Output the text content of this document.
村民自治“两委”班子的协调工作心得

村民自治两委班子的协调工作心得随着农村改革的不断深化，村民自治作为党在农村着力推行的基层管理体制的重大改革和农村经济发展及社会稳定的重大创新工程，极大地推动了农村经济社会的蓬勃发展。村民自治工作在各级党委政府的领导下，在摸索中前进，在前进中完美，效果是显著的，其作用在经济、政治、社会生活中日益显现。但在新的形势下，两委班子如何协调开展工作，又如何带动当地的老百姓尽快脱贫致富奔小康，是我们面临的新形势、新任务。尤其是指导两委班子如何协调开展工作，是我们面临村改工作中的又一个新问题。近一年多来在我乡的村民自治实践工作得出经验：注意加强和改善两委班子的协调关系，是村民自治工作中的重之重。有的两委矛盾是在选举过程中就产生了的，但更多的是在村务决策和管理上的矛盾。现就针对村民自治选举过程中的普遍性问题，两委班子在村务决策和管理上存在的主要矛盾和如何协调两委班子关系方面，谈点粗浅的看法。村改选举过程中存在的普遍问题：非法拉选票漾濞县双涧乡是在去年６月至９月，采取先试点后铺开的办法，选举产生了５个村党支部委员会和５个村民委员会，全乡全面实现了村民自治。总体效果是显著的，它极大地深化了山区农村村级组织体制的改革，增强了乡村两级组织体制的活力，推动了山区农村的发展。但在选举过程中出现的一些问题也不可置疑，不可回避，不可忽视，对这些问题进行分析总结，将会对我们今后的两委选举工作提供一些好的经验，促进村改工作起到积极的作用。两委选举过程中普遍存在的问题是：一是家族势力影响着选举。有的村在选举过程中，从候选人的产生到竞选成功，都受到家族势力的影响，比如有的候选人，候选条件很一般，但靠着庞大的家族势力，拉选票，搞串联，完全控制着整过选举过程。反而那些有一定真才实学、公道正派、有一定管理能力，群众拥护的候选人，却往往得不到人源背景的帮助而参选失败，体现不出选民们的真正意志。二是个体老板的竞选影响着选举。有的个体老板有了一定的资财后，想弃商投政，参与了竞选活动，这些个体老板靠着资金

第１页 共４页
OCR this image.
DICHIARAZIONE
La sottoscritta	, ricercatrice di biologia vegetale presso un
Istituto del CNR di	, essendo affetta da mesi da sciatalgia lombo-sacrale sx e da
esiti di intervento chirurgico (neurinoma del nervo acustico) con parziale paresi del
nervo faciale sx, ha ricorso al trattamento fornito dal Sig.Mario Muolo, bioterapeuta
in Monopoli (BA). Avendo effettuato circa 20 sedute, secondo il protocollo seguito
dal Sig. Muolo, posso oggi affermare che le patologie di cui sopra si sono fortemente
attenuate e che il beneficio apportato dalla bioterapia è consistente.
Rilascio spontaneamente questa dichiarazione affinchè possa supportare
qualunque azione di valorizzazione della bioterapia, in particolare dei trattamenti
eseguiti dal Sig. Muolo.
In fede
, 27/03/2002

================================

*What you will do:* Retype all the records, matching them exactly.

*Task response:*
Output the text content of this document.
村民自治“两委”班子的协调工作心得

村民自治两委班子的协调工作心得随着农村改革的不断深化，村民自治作为党在农村着力推行的基层管理体制的重大改革和农村经济发展及社会稳定的重大创新工程，极大地推动了农村经济社会的蓬勃发展。村民自治工作在各级党委政府的领导下，在摸索中前进，在前进中完美，效果是显著的，其作用在经济、政治、社会生活中日益显现。但在新的形势下，两委班子如何协调开展工作，又如何带动当地的老百姓尽快脱贫致富奔小康，是我们面临的新形势、新任务。尤其是指导两委班子如何协调开展工作，是我们面临村改工作中的又一个新问题。近一年多来在我乡的村民自治实践工作得出经验：注意加强和改善两委班子的协调关系，是村民自治工作中的重之重。有的两委矛盾是在选举过程中就产生了的，但更多的是在村务决策和管理上的矛盾。现就针对村民自治选举过程中的普遍性问题，两委班子在村务决策和管理上存在的主要矛盾和如何协调两委班子关系方面，谈点粗浅的看法。村改选举过程中存在的普遍问题：非法拉选票漾濞县双涧乡是在去年６月至９月，采取先试点后铺开的办法，选举产生了５个村党支部委员会和５个村民委员会，全乡全面实现了村民自治。总体效果是显著的，它极大地深化了山区农村村级组织体制的改革，增强了乡村两级组织体制的活力，推动了山区农村的发展。但在选举过程中出现的一些问题也不可置疑，不可回避，不可忽视，对这些问题进行分析总结，将会对我们今后的两委选举工作提供一些好的经验，促进村改工作起到积极的作用。两委选举过程中普遍存在的问题是：一是家族势力影响着选举。有的村在选举过程中，从候选人的产生到竞选成功，都受到家族势力的影响，比如有的候选人，候选条件很一般，但靠着庞大的家族势力，拉选票，搞串联，完全控制着整过选举过程。反而那些有一定真才实学、公道正派、有一定管理能力，群众拥护的候选人，却往往得不到人源背景的帮助而参选失败，体现不出选民们的真正意志。二是个体老板的竞选影响着选举。有的个体老板有了一定的资财后，想弃商投政，参与了竞选活动，这些个体老板靠着资金

第１页 共４页
OCR this image.
DICHIARAZIONE
La sottoscritta	, ricercatrice di biologia vegetale presso un
Istituto del CNR di	, essendo affetta da mesi da sciatalgia lombo-sacrale sx e da
esiti di intervento chirurgico (neurinoma del nervo acustico) con parziale paresi del
nervo faciale sx, ha ricorso al trattamento fornito dal Sig.Mario Muolo, bioterapeuta
in Monopoli (BA). Avendo effettuato circa 20 sedute, secondo il protocollo seguito
dal Sig. Muolo, posso oggi affermare che le patologie di cui sopra si sono fortemente
attenuate e che il beneficio apportato dalla bioterapia è consistente.
Rilascio spontaneamente questa dichiarazione affinchè possa supportare
qualunque azione di valorizzazione della bioterapia, in particolare dei trattamenti
eseguiti dal Sig. Muolo.
In fede
, 27/03/2002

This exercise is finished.